[Stored dataset items]
((

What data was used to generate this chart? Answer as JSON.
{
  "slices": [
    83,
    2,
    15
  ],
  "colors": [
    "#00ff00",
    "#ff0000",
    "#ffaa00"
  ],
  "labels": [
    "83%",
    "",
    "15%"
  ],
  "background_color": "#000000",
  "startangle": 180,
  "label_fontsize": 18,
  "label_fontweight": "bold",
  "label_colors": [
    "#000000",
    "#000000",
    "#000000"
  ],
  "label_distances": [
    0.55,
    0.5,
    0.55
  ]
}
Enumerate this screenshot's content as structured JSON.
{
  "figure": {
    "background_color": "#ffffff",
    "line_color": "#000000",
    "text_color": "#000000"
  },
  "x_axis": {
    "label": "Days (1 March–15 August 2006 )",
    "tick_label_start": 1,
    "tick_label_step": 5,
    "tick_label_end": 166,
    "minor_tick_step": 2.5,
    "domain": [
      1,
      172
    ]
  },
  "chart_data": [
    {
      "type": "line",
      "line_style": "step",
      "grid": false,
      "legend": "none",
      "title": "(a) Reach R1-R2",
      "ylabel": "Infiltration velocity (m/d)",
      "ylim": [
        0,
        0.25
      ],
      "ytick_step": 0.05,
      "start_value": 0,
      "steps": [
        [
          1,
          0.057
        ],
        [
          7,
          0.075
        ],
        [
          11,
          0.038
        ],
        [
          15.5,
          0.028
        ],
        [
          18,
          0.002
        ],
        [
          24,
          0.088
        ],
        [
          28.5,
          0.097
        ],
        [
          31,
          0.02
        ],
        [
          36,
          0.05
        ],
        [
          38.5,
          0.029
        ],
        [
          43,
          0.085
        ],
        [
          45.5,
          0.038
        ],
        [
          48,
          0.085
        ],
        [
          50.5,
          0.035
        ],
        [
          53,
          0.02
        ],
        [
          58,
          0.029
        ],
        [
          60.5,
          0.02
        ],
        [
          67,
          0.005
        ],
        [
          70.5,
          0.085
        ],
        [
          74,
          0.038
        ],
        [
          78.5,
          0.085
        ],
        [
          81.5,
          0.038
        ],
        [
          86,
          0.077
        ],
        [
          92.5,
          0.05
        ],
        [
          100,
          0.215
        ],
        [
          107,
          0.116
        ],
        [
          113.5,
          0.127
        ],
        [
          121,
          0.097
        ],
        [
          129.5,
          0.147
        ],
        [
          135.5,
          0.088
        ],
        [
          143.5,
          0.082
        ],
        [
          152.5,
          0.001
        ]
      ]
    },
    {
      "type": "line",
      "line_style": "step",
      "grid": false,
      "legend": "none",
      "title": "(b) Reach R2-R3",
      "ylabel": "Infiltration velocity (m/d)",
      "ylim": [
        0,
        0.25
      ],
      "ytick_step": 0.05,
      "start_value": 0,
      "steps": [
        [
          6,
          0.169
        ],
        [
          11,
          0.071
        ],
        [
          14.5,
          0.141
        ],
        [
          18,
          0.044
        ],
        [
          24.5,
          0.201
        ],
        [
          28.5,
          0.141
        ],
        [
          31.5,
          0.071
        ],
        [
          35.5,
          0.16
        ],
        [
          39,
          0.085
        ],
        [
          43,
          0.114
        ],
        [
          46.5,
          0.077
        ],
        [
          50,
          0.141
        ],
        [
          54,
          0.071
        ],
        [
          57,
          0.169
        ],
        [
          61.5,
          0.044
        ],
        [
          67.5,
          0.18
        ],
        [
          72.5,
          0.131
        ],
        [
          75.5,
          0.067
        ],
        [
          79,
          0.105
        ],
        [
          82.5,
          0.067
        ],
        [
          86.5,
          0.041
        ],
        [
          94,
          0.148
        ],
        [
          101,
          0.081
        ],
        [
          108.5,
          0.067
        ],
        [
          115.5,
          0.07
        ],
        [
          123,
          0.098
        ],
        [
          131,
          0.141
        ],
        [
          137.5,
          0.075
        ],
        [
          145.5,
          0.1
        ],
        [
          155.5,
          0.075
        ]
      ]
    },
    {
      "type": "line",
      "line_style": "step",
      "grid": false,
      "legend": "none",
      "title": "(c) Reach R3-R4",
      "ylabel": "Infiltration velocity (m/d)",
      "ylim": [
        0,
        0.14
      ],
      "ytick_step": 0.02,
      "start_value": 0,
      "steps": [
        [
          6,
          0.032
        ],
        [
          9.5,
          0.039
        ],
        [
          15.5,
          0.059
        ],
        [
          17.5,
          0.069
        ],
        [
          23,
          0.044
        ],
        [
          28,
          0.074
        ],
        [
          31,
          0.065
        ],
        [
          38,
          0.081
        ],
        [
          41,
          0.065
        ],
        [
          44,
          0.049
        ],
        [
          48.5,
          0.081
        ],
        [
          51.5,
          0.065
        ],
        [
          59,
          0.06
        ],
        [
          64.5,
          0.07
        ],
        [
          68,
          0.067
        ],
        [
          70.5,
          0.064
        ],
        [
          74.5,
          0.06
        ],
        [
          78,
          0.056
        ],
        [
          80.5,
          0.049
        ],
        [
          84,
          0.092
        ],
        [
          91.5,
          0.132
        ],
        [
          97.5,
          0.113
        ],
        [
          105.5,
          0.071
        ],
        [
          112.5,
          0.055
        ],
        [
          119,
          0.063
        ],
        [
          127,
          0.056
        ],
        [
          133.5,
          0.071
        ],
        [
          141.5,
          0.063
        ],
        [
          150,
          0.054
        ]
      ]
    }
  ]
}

))

*WHAT IS EXPECTED*: Copy out all of the records above with nothing altered.

*COMPLETED EXERCISE*:
What data was used to generate this chart? Answer as JSON.
{
  "slices": [
    83,
    2,
    15
  ],
  "colors": [
    "#00ff00",
    "#ff0000",
    "#ffaa00"
  ],
  "labels": [
    "83%",
    "",
    "15%"
  ],
  "background_color": "#000000",
  "startangle": 180,
  "label_fontsize": 18,
  "label_fontweight": "bold",
  "label_colors": [
    "#000000",
    "#000000",
    "#000000"
  ],
  "label_distances": [
    0.55,
    0.5,
    0.55
  ]
}
Enumerate this screenshot's content as structured JSON.
{
  "figure": {
    "background_color": "#ffffff",
    "line_color": "#000000",
    "text_color": "#000000"
  },
  "x_axis": {
    "label": "Days (1 March–15 August 2006 )",
    "tick_label_start": 1,
    "tick_label_step": 5,
    "tick_label_end": 166,
    "minor_tick_step": 2.5,
    "domain": [
      1,
      172
    ]
  },
  "chart_data": [
    {
      "type": "line",
      "line_style": "step",
      "grid": false,
      "legend": "none",
      "title": "(a) Reach R1-R2",
      "ylabel": "Infiltration velocity (m/d)",
      "ylim": [
        0,
        0.25
      ],
      "ytick_step": 0.05,
      "start_value": 0,
      "steps": [
        [
          1,
          0.057
        ],
        [
          7,
          0.075
        ],
        [
          11,
          0.038
        ],
        [
          15.5,
          0.028
        ],
        [
          18,
          0.002
        ],
        [
          24,
          0.088
        ],
        [
          28.5,
          0.097
        ],
        [
          31,
          0.02
        ],
        [
          36,
          0.05
        ],
        [
          38.5,
          0.029
        ],
        [
          43,
          0.085
        ],
        [
          45.5,
          0.038
        ],
        [
          48,
          0.085
        ],
        [
          50.5,
          0.035
        ],
        [
          53,
          0.02
        ],
        [
          58,
          0.029
        ],
        [
          60.5,
          0.02
        ],
        [
          67,
          0.005
        ],
        [
          70.5,
          0.085
        ],
        [
          74,
          0.038
        ],
        [
          78.5,
          0.085
        ],
        [
          81.5,
          0.038
        ],
        [
          86,
          0.077
        ],
        [
          92.5,
          0.05
        ],
        [
          100,
          0.215
        ],
        [
          107,
          0.116
        ],
        [
          113.5,
          0.127
        ],
        [
          121,
          0.097
        ],
        [
          129.5,
          0.147
        ],
        [
          135.5,
          0.088
        ],
        [
          143.5,
          0.082
        ],
        [
          152.5,
          0.001
        ]
      ]
    },
    {
      "type": "line",
      "line_style": "step",
      "grid": false,
      "legend": "none",
      "title": "(b) Reach R2-R3",
      "ylabel": "Infiltration velocity (m/d)",
      "ylim": [
        0,
        0.25
      ],
      "ytick_step": 0.05,
      "start_value": 0,
      "steps": [
        [
          6,
          0.169
        ],
        [
          11,
          0.071
        ],
        [
          14.5,
          0.141
        ],
        [
          18,
          0.044
        ],
        [
          24.5,
          0.201
        ],
        [
          28.5,
          0.141
        ],
        [
          31.5,
          0.071
        ],
        [
          35.5,
          0.16
        ],
        [
          39,
          0.085
        ],
        [
          43,
          0.114
        ],
        [
          46.5,
          0.077
        ],
        [
          50,
          0.141
        ],
        [
          54,
          0.071
        ],
        [
          57,
          0.169
        ],
        [
          61.5,
          0.044
        ],
        [
          67.5,
          0.18
        ],
        [
          72.5,
          0.131
        ],
        [
          75.5,
          0.067
        ],
        [
          79,
          0.105
        ],
        [
          82.5,
          0.067
        ],
        [
          86.5,
          0.041
        ],
        [
          94,
          0.148
        ],
        [
          101,
          0.081
        ],
        [
          108.5,
          0.067
        ],
        [
          115.5,
          0.07
        ],
        [
          123,
          0.098
        ],
        [
          131,
          0.141
        ],
        [
          137.5,
          0.075
        ],
        [
          145.5,
          0.1
        ],
        [
          155.5,
          0.075
        ]
      ]
    },
    {
      "type": "line",
      "line_style": "step",
      "grid": false,
      "legend": "none",
      "title": "(c) Reach R3-R4",
      "ylabel": "Infiltration velocity (m/d)",
      "ylim": [
        0,
        0.14
      ],
      "ytick_step": 0.02,
      "start_value": 0,
      "steps": [
        [
          6,
          0.032
        ],
        [
          9.5,
          0.039
        ],
        [
          15.5,
          0.059
        ],
        [
          17.5,
          0.069
        ],
        [
          23,
          0.044
        ],
        [
          28,
          0.074
        ],
        [
          31,
          0.065
        ],
        [
          38,
          0.081
        ],
        [
          41,
          0.065
        ],
        [
          44,
          0.049
        ],
        [
          48.5,
          0.081
        ],
        [
          51.5,
          0.065
        ],
        [
          59,
          0.06
        ],
        [
          64.5,
          0.07
        ],
        [
          68,
          0.067
        ],
        [
          70.5,
          0.064
        ],
        [
          74.5,
          0.06
        ],
        [
          78,
          0.056
        ],
        [
          80.5,
          0.049
        ],
        [
          84,
          0.092
        ],
        [
          91.5,
          0.132
        ],
        [
          97.5,
          0.113
        ],
        [
          105.5,
          0.071
        ],
        [
          112.5,
          0.055
        ],
        [
          119,
          0.063
        ],
        [
          127,
          0.056
        ],
        [
          133.5,
          0.071
        ],
        [
          141.5,
          0.063
        ],
        [
          150,
          0.054
        ]
      ]
    }
  ]
}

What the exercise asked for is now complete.